#### PAGE EXTRACT:
········
Óscar Manuel Cortés Cortés (born 3 December 2003) is a Colombian professional footballer currently playing as a midfielder for Categoría Primera A club Millonarios.

Cortés is a Colombia youth international, having represented his nation at the 2023 South American U-20 Championship.

Club career

Millonarios
Born in Tumaco, Cortés progressed through the academy of Millonarios, making his debut in the 2022 season. He signed his first professional contract in May of the same year. 

On January 12, 2022, Cortés made his debut for Millonarios' first team in the opening match of the Apertura against Deportivo Pasto. He came on as a substitute in the 89th minute for Macalister Silva in a match that ended with Millonarios winning 1–0. In February, Cortés formed part of Millonario's under-20 squad, which competed at the 2022 U-20 Copa Libertadores. On 12 May, he scored his first professional goal in a second-leg Copa Colombia match against Jaguares de Córdoba, contributing to Millonarios' 1–1 tie in the game and aiding the team in advancing to the quarter-finals 4–1 on aggregate.
········
#### DATA BLOCK:
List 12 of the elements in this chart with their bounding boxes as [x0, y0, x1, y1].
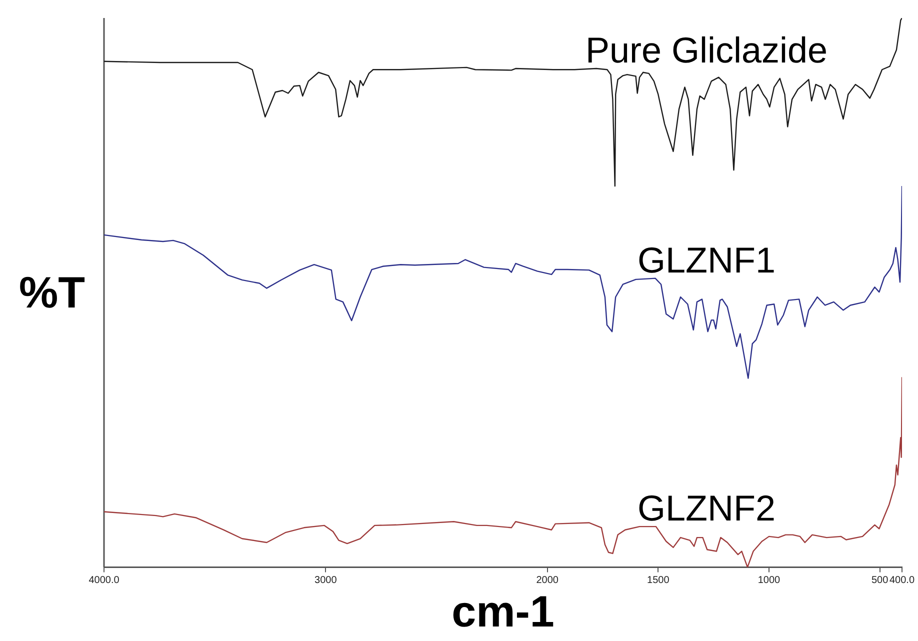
········
#### GIVEN REQUEST:
Reproduce the entire text on the footballer Óscar Cortés word for word. The lines above are not required for this exercise.

#### SOLUTION:
Óscar Manuel Cortés Cortés (born 3 December 2003) is a Colombian professional footballer currently playing as a midfielder for Categoría Primera A club Millonarios.

Cortés is a Colombia youth international, having represented his nation at the 2023 South American U-20 Championship.

Club career

Millonarios
Born in Tumaco, Cortés progressed through the academy of Millonarios, making his debut in the 2022 season. He signed his first professional contract in May of the same year. 

On January 12, 2022, Cortés made his debut for Millonarios' first team in the opening match of the Apertura against Deportivo Pasto. He came on as a substitute in the 89th minute for Macalister Silva in a match that ended with Millonarios winning 1–0. In February, Cortés formed part of Millonario's under-20 squad, which competed at the 2022 U-20 Copa Libertadores. On 12 May, he scored his first professional goal in a second-leg Copa Colombia match against Jaguares de Córdoba, contributing to Millonarios' 1–1 tie in the game and aiding the team in advancing to the quarter-finals 4–1 on aggregate.